> Data listing:
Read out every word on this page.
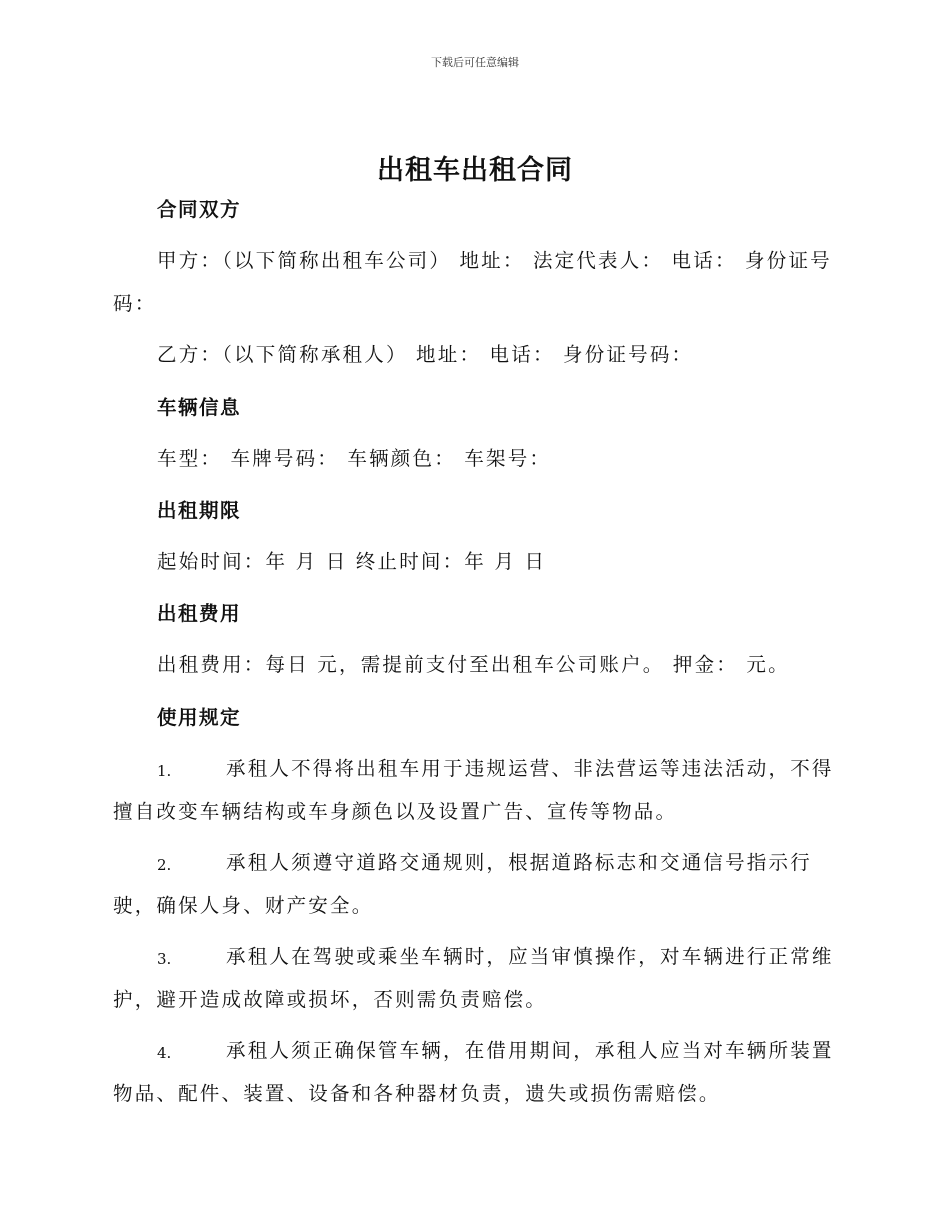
下载后可任意编辑
出租车出租合同
合同双方
甲方：（以下简称出租车公司） 地址： 法定代表人： 电话： 身份证号
码：
乙方：（以下简称承租人） 地址： 电话： 身份证号码：
车辆信息
车型： 车牌号码： 车辆颜色： 车架号：
出租期限
起始时间：年 月 日 终止时间：年 月 日
出租费用
出租费用：每日 元，需提前支付至出租车公司账户。 押金： 元。
使用规定
1.	承租人不得将出租车用于违规运营、非法营运等违法活动，不得
擅自改变车辆结构或车身颜色以及设置广告、宣传等物品。
2.	承租人须遵守道路交通规则，根据道路标志和交通信号指示行
驶，确保人身、财产安全。
3.	承租人在驾驶或乘坐车辆时，应当审慎操作，对车辆进行正常维
护，避开造成故障或损坏，否则需负责赔偿。
4.	承租人须正确保管车辆，在借用期间，承租人应当对车辆所装置
物品、配件、装置、设备和各种器材负责，遗失或损伤需赔偿。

> TASK GOAL:
Reproduce the material word for word, minus the images.

> COMPLETE ANSWER:
Read out every word on this page.
下载后可任意编辑
出租车出租合同
合同双方
甲方：（以下简称出租车公司） 地址： 法定代表人： 电话： 身份证号
码：
乙方：（以下简称承租人） 地址： 电话： 身份证号码：
车辆信息
车型： 车牌号码： 车辆颜色： 车架号：
出租期限
起始时间：年 月 日 终止时间：年 月 日
出租费用
出租费用：每日 元，需提前支付至出租车公司账户。 押金： 元。
使用规定
1.	承租人不得将出租车用于违规运营、非法营运等违法活动，不得
擅自改变车辆结构或车身颜色以及设置广告、宣传等物品。
2.	承租人须遵守道路交通规则，根据道路标志和交通信号指示行
驶，确保人身、财产安全。
3.	承租人在驾驶或乘坐车辆时，应当审慎操作，对车辆进行正常维
护，避开造成故障或损坏，否则需负责赔偿。
4.	承租人须正确保管车辆，在借用期间，承租人应当对车辆所装置
物品、配件、装置、设备和各种器材负责，遗失或损伤需赔偿。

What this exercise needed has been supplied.